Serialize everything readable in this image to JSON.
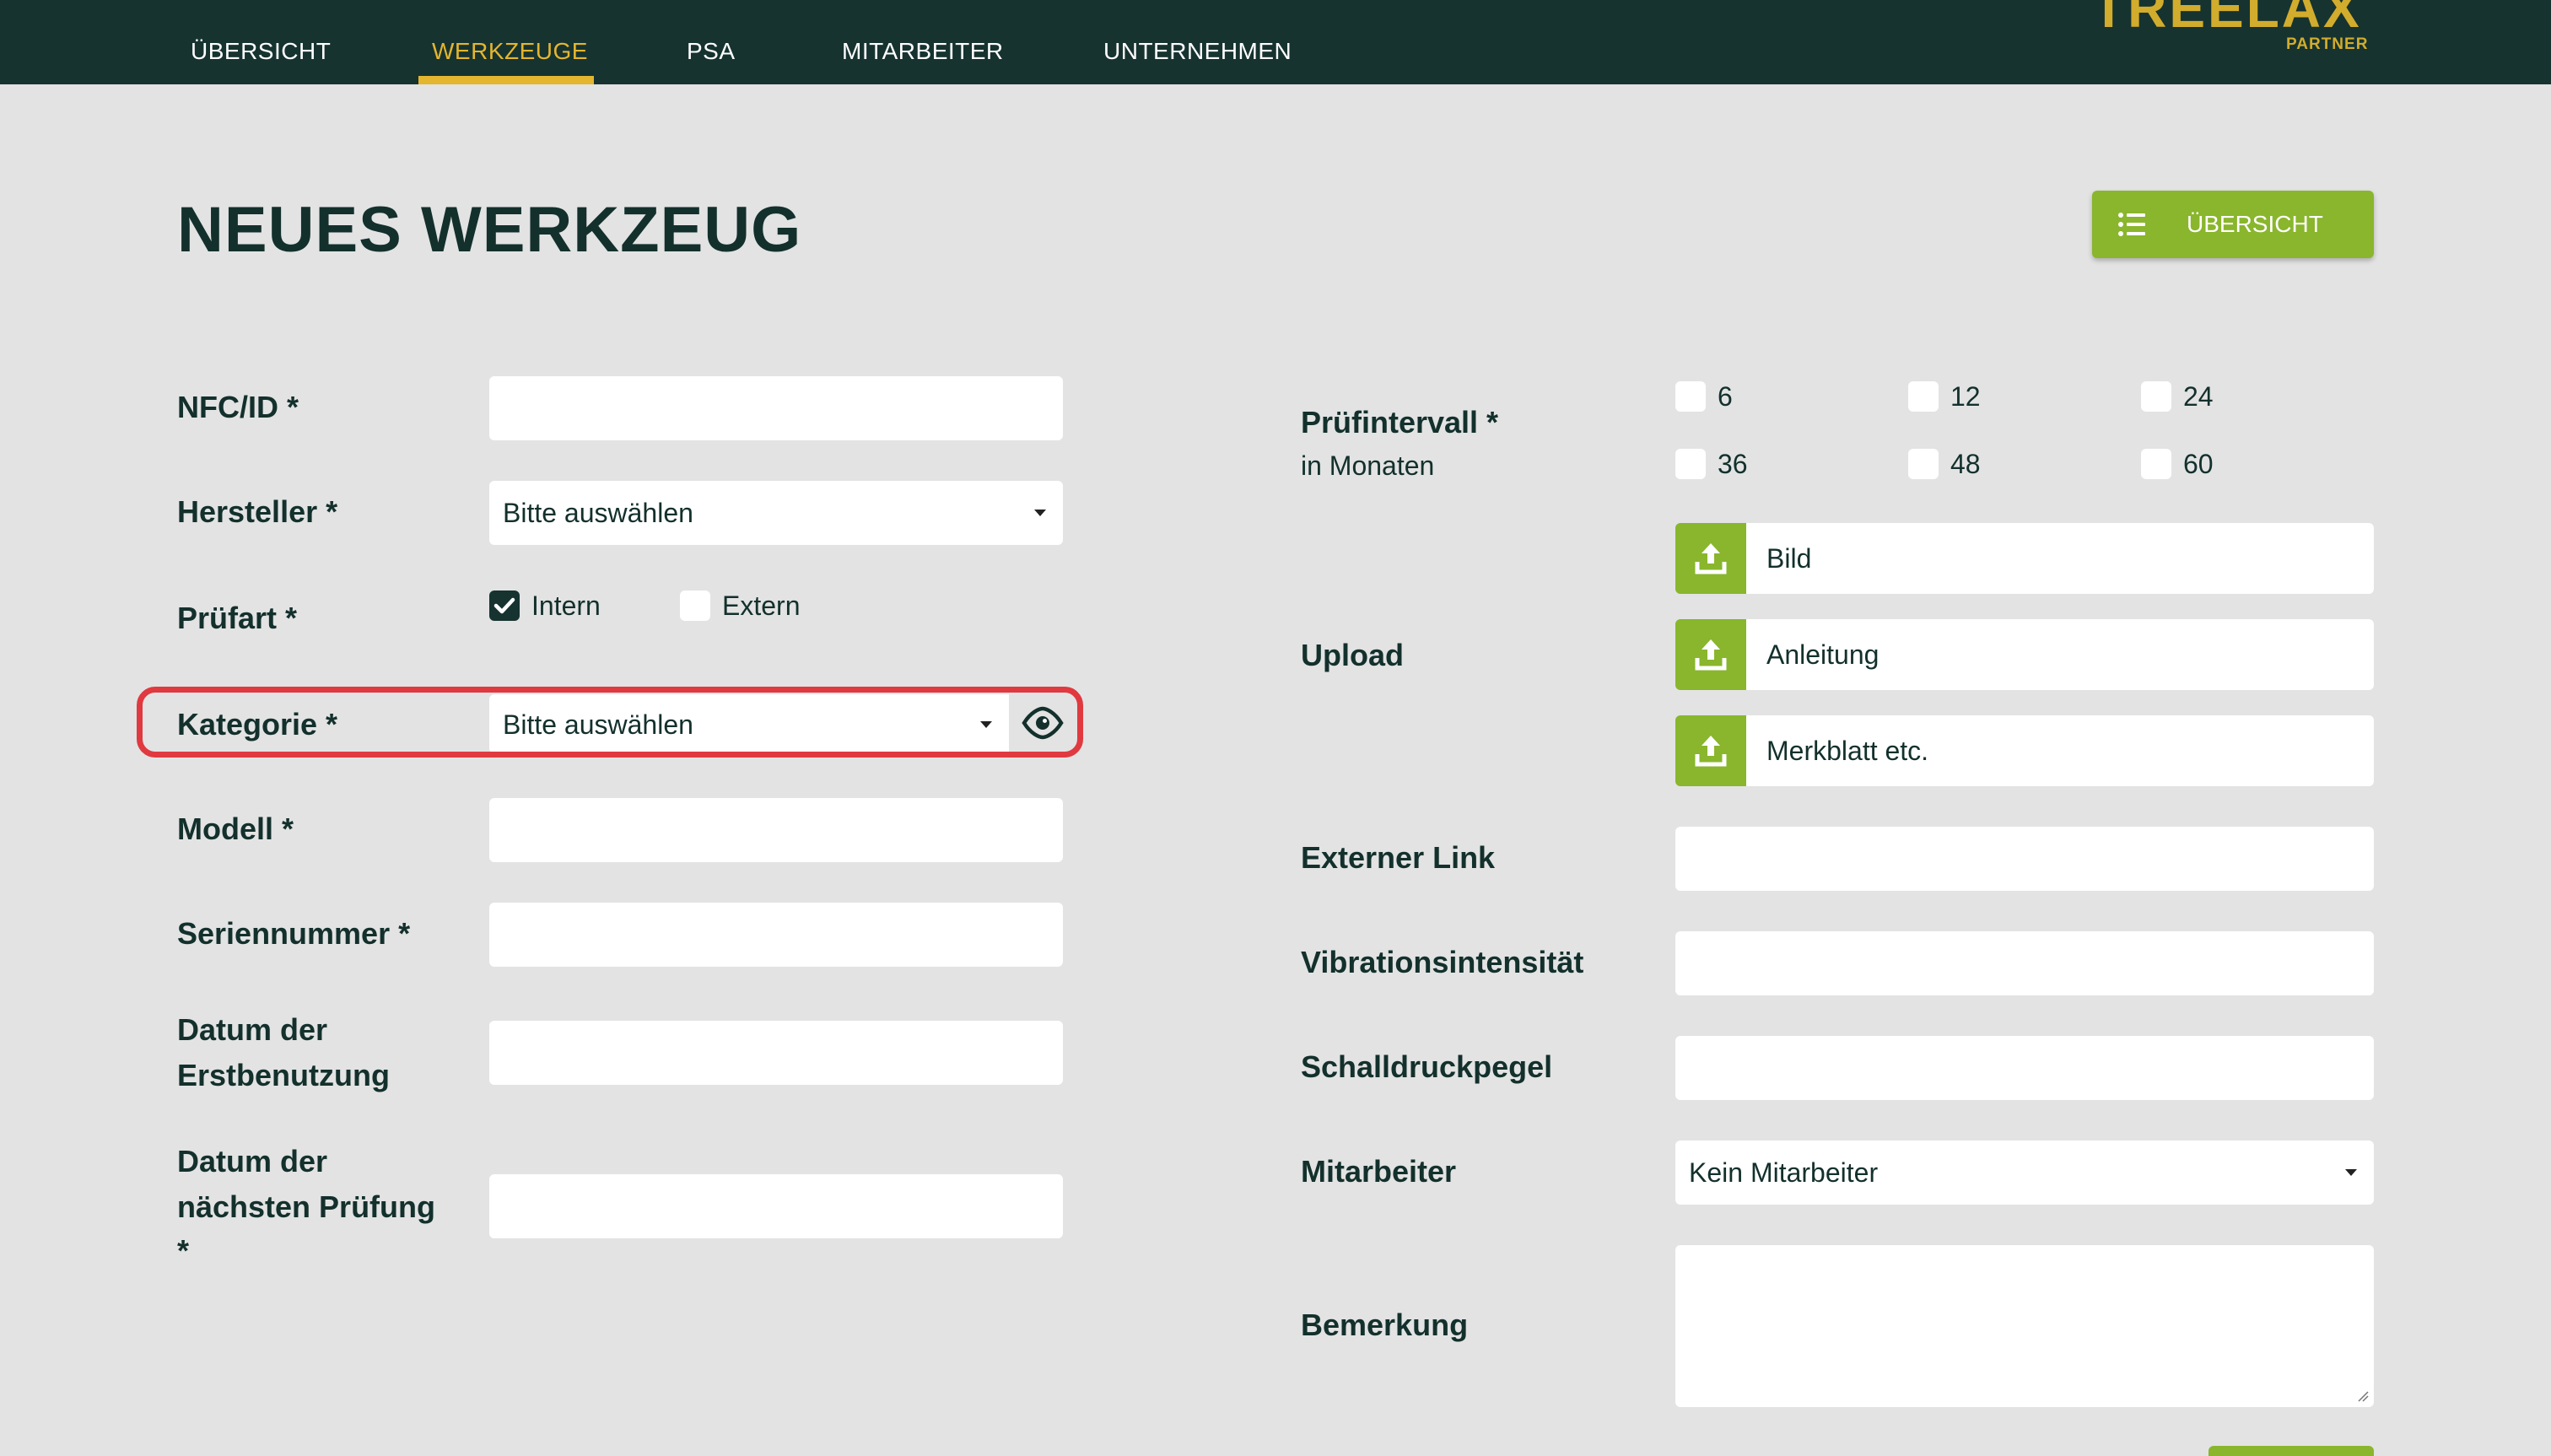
{
  "nav": {
    "items": [
      {
        "label": "ÜBERSICHT"
      },
      {
        "label": "WERKZEUGE"
      },
      {
        "label": "PSA"
      },
      {
        "label": "MITARBEITER"
      },
      {
        "label": "UNTERNEHMEN"
      }
    ],
    "active": "WERKZEUGE"
  },
  "logo": {
    "text": "TREELAX",
    "sub": "PARTNER"
  },
  "page": {
    "title": "NEUES WERKZEUG",
    "overview_button": "ÜBERSICHT"
  },
  "form_left": {
    "nfc_label": "NFC/ID *",
    "nfc_value": "",
    "hersteller_label": "Hersteller *",
    "hersteller_value": "Bitte auswählen",
    "pruefart_label": "Prüfart *",
    "pruefart_options": [
      {
        "label": "Intern",
        "checked": true
      },
      {
        "label": "Extern",
        "checked": false
      }
    ],
    "kategorie_label": "Kategorie *",
    "kategorie_value": "Bitte auswählen",
    "modell_label": "Modell *",
    "seriennummer_label": "Seriennummer *",
    "erstbenutzung_label_1": "Datum der",
    "erstbenutzung_label_2": "Erstbenutzung",
    "naechste_pruefung_label_1": "Datum der",
    "naechste_pruefung_label_2": "nächsten Prüfung",
    "naechste_pruefung_label_3": "*"
  },
  "form_right": {
    "pruefintervall_label": "Prüfintervall *",
    "pruefintervall_sub": "in Monaten",
    "intervals": [
      "6",
      "12",
      "24",
      "36",
      "48",
      "60"
    ],
    "upload_label": "Upload",
    "uploads": [
      "Bild",
      "Anleitung",
      "Merkblatt etc."
    ],
    "externer_link_label": "Externer Link",
    "vibration_label": "Vibrationsintensität",
    "schall_label": "Schalldruckpegel",
    "mitarbeiter_label": "Mitarbeiter",
    "mitarbeiter_value": "Kein Mitarbeiter",
    "bemerkung_label": "Bemerkung"
  },
  "colors": {
    "header_bg": "#163330",
    "accent_gold": "#e4b52f",
    "accent_green": "#89b62c",
    "highlight_red": "#e0393f",
    "page_bg": "#e3e3e3"
  },
  "icons": {
    "overview": "list-icon",
    "upload": "upload-icon",
    "kategorie_view": "eye-icon",
    "select_caret": "caret-down-icon",
    "checkbox_checked": "check-icon"
  }
}
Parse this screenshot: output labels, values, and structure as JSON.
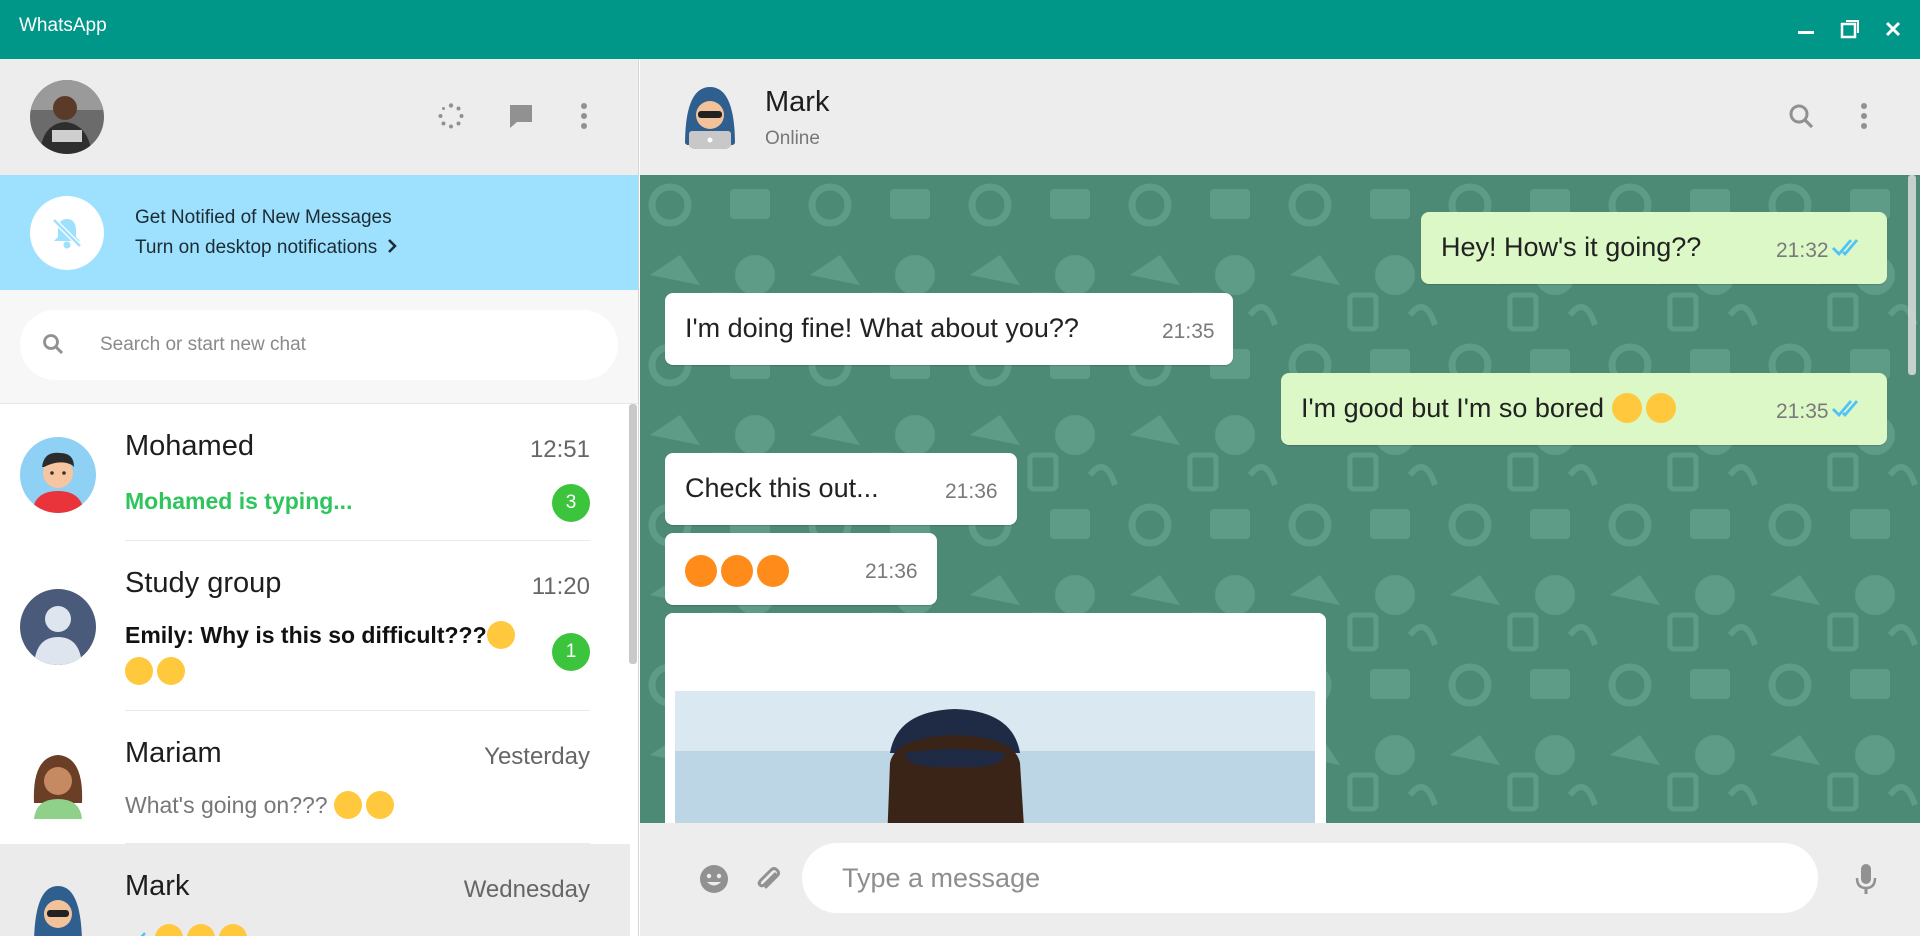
{
  "window": {
    "title": "WhatsApp",
    "accent": "#009688",
    "controls": [
      "minimize-icon",
      "maximize-icon",
      "close-icon"
    ]
  },
  "left_header": {
    "icons": [
      "status-icon",
      "new-chat-icon",
      "menu-icon"
    ]
  },
  "notification_banner": {
    "title": "Get Notified of New Messages",
    "link": "Turn on desktop notifications",
    "icon": "bell-off-icon"
  },
  "search": {
    "placeholder": "Search or start new chat",
    "value": ""
  },
  "chats": [
    {
      "name": "Mohamed",
      "time": "12:51",
      "preview": "Mohamed is typing...",
      "unread": "3",
      "typing": true
    },
    {
      "name": "Study group",
      "time": "11:20",
      "preview": "Emily: Why is this so difficult???",
      "preview_emojis": [
        "weary-emoji",
        "weary-emoji",
        "weary-emoji"
      ],
      "unread": "1"
    },
    {
      "name": "Mariam",
      "time": "Yesterday",
      "preview": "What's going on???",
      "preview_emojis": [
        "vulcan-salute-emoji",
        "vulcan-salute-emoji"
      ]
    },
    {
      "name": "Mark",
      "time": "Wednesday",
      "preview_emojis": [
        "check-icon",
        "laughing-emoji",
        "laughing-emoji",
        "laughing-emoji"
      ],
      "active": true
    }
  ],
  "conversation_header": {
    "name": "Mark",
    "status": "Online",
    "icons": [
      "search-icon",
      "menu-icon"
    ]
  },
  "messages": [
    {
      "direction": "out",
      "text": "Hey! How's it going??",
      "time": "21:32",
      "read": true
    },
    {
      "direction": "in",
      "text": "I'm doing fine! What about you??",
      "time": "21:35"
    },
    {
      "direction": "out",
      "text": "I'm good but I'm so bored",
      "emojis": [
        "kissing-emoji",
        "kissing-emoji"
      ],
      "time": "21:35",
      "read": true
    },
    {
      "direction": "in",
      "text": "Check this out...",
      "time": "21:36"
    },
    {
      "direction": "in",
      "text": "",
      "emojis": [
        "squinting-tongue-emoji",
        "squinting-tongue-emoji",
        "squinting-tongue-emoji"
      ],
      "time": "21:36"
    },
    {
      "direction": "in",
      "type": "image",
      "image": "photo-of-person"
    }
  ],
  "composer": {
    "placeholder": "Type a message",
    "value": "",
    "icons": [
      "emoji-icon",
      "attach-icon",
      "microphone-icon"
    ]
  },
  "colors": {
    "notification_bg": "#9de1fe",
    "outgoing_bubble": "#dcf8c6",
    "unread_badge": "#3cc53c",
    "typing_text": "#2ec55d",
    "read_ticks": "#4fc3f7",
    "chat_wallpaper": "#4d8a76"
  }
}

# The task
With the pictures left out, transcribe the material exactly.

# Exercise output
Serialize everything readable in this image to JSON.
{
  "nav": {
    "items": [
      {
        "label": "ÜBERSICHT"
      },
      {
        "label": "WERKZEUGE"
      },
      {
        "label": "PSA"
      },
      {
        "label": "MITARBEITER"
      },
      {
        "label": "UNTERNEHMEN"
      }
    ],
    "active": "WERKZEUGE"
  },
  "logo": {
    "text": "TREELAX",
    "sub": "PARTNER"
  },
  "page": {
    "title": "NEUES WERKZEUG",
    "overview_button": "ÜBERSICHT"
  },
  "form_left": {
    "nfc_label": "NFC/ID *",
    "nfc_value": "",
    "hersteller_label": "Hersteller *",
    "hersteller_value": "Bitte auswählen",
    "pruefart_label": "Prüfart *",
    "pruefart_options": [
      {
        "label": "Intern",
        "checked": true
      },
      {
        "label": "Extern",
        "checked": false
      }
    ],
    "kategorie_label": "Kategorie *",
    "kategorie_value": "Bitte auswählen",
    "modell_label": "Modell *",
    "seriennummer_label": "Seriennummer *",
    "erstbenutzung_label_1": "Datum der",
    "erstbenutzung_label_2": "Erstbenutzung",
    "naechste_pruefung_label_1": "Datum der",
    "naechste_pruefung_label_2": "nächsten Prüfung",
    "naechste_pruefung_label_3": "*"
  },
  "form_right": {
    "pruefintervall_label": "Prüfintervall *",
    "pruefintervall_sub": "in Monaten",
    "intervals": [
      "6",
      "12",
      "24",
      "36",
      "48",
      "60"
    ],
    "upload_label": "Upload",
    "uploads": [
      "Bild",
      "Anleitung",
      "Merkblatt etc."
    ],
    "externer_link_label": "Externer Link",
    "vibration_label": "Vibrationsintensität",
    "schall_label": "Schalldruckpegel",
    "mitarbeiter_label": "Mitarbeiter",
    "mitarbeiter_value": "Kein Mitarbeiter",
    "bemerkung_label": "Bemerkung"
  },
  "colors": {
    "header_bg": "#163330",
    "accent_gold": "#e4b52f",
    "accent_green": "#89b62c",
    "highlight_red": "#e0393f",
    "page_bg": "#e3e3e3"
  },
  "icons": {
    "overview": "list-icon",
    "upload": "upload-icon",
    "kategorie_view": "eye-icon",
    "select_caret": "caret-down-icon",
    "checkbox_checked": "check-icon"
  }
}
Parse this screenshot: output labels, values, and structure as JSON.
{
  "window": {
    "title": "WhatsApp",
    "accent": "#009688",
    "controls": [
      "minimize-icon",
      "maximize-icon",
      "close-icon"
    ]
  },
  "left_header": {
    "icons": [
      "status-icon",
      "new-chat-icon",
      "menu-icon"
    ]
  },
  "notification_banner": {
    "title": "Get Notified of New Messages",
    "link": "Turn on desktop notifications",
    "icon": "bell-off-icon"
  },
  "search": {
    "placeholder": "Search or start new chat",
    "value": ""
  },
  "chats": [
    {
      "name": "Mohamed",
      "time": "12:51",
      "preview": "Mohamed is typing...",
      "unread": "3",
      "typing": true
    },
    {
      "name": "Study group",
      "time": "11:20",
      "preview": "Emily: Why is this so difficult???",
      "preview_emojis": [
        "weary-emoji",
        "weary-emoji",
        "weary-emoji"
      ],
      "unread": "1"
    },
    {
      "name": "Mariam",
      "time": "Yesterday",
      "preview": "What's going on???",
      "preview_emojis": [
        "vulcan-salute-emoji",
        "vulcan-salute-emoji"
      ]
    },
    {
      "name": "Mark",
      "time": "Wednesday",
      "preview_emojis": [
        "check-icon",
        "laughing-emoji",
        "laughing-emoji",
        "laughing-emoji"
      ],
      "active": true
    }
  ],
  "conversation_header": {
    "name": "Mark",
    "status": "Online",
    "icons": [
      "search-icon",
      "menu-icon"
    ]
  },
  "messages": [
    {
      "direction": "out",
      "text": "Hey! How's it going??",
      "time": "21:32",
      "read": true
    },
    {
      "direction": "in",
      "text": "I'm doing fine! What about you??",
      "time": "21:35"
    },
    {
      "direction": "out",
      "text": "I'm good but I'm so bored",
      "emojis": [
        "kissing-emoji",
        "kissing-emoji"
      ],
      "time": "21:35",
      "read": true
    },
    {
      "direction": "in",
      "text": "Check this out...",
      "time": "21:36"
    },
    {
      "direction": "in",
      "text": "",
      "emojis": [
        "squinting-tongue-emoji",
        "squinting-tongue-emoji",
        "squinting-tongue-emoji"
      ],
      "time": "21:36"
    },
    {
      "direction": "in",
      "type": "image",
      "image": "photo-of-person"
    }
  ],
  "composer": {
    "placeholder": "Type a message",
    "value": "",
    "icons": [
      "emoji-icon",
      "attach-icon",
      "microphone-icon"
    ]
  },
  "colors": {
    "notification_bg": "#9de1fe",
    "outgoing_bubble": "#dcf8c6",
    "unread_badge": "#3cc53c",
    "typing_text": "#2ec55d",
    "read_ticks": "#4fc3f7",
    "chat_wallpaper": "#4d8a76"
  }
}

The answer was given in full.